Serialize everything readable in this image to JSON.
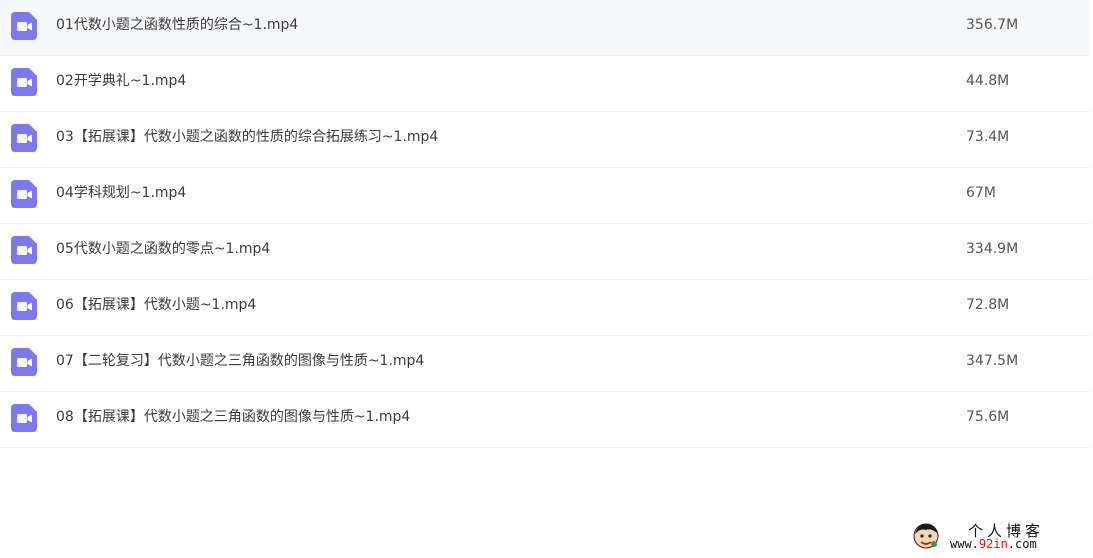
{
  "colors": {
    "icon_bg": "#7b78f0",
    "icon_fg": "#ffffff",
    "row_divider": "#f0f0f2",
    "watermark_accent": "#d11515"
  },
  "files": [
    {
      "name": "01代数小题之函数性质的综合~1.mp4",
      "size": "356.7M",
      "icon": "video-file-icon"
    },
    {
      "name": "02开学典礼~1.mp4",
      "size": "44.8M",
      "icon": "video-file-icon"
    },
    {
      "name": "03【拓展课】代数小题之函数的性质的综合拓展练习~1.mp4",
      "size": "73.4M",
      "icon": "video-file-icon"
    },
    {
      "name": "04学科规划~1.mp4",
      "size": "67M",
      "icon": "video-file-icon"
    },
    {
      "name": "05代数小题之函数的零点~1.mp4",
      "size": "334.9M",
      "icon": "video-file-icon"
    },
    {
      "name": "06【拓展课】代数小题~1.mp4",
      "size": "72.8M",
      "icon": "video-file-icon"
    },
    {
      "name": "07【二轮复习】代数小题之三角函数的图像与性质~1.mp4",
      "size": "347.5M",
      "icon": "video-file-icon"
    },
    {
      "name": "08【拓展课】代数小题之三角函数的图像与性质~1.mp4",
      "size": "75.6M",
      "icon": "video-file-icon"
    }
  ],
  "watermark": {
    "title": "个人博客",
    "url_prefix": "www.",
    "url_accent": "92in",
    "url_suffix": ".com"
  }
}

◆ ◆ ◆ ◆ ◆

What you will do: Without the pictures, restate each entry exactly.

Result of the exercise:
Serialize everything readable in this image to JSON.
{
  "colors": {
    "icon_bg": "#7b78f0",
    "icon_fg": "#ffffff",
    "row_divider": "#f0f0f2",
    "watermark_accent": "#d11515"
  },
  "files": [
    {
      "name": "01代数小题之函数性质的综合~1.mp4",
      "size": "356.7M",
      "icon": "video-file-icon"
    },
    {
      "name": "02开学典礼~1.mp4",
      "size": "44.8M",
      "icon": "video-file-icon"
    },
    {
      "name": "03【拓展课】代数小题之函数的性质的综合拓展练习~1.mp4",
      "size": "73.4M",
      "icon": "video-file-icon"
    },
    {
      "name": "04学科规划~1.mp4",
      "size": "67M",
      "icon": "video-file-icon"
    },
    {
      "name": "05代数小题之函数的零点~1.mp4",
      "size": "334.9M",
      "icon": "video-file-icon"
    },
    {
      "name": "06【拓展课】代数小题~1.mp4",
      "size": "72.8M",
      "icon": "video-file-icon"
    },
    {
      "name": "07【二轮复习】代数小题之三角函数的图像与性质~1.mp4",
      "size": "347.5M",
      "icon": "video-file-icon"
    },
    {
      "name": "08【拓展课】代数小题之三角函数的图像与性质~1.mp4",
      "size": "75.6M",
      "icon": "video-file-icon"
    }
  ],
  "watermark": {
    "title": "个人博客",
    "url_prefix": "www.",
    "url_accent": "92in",
    "url_suffix": ".com"
  }
}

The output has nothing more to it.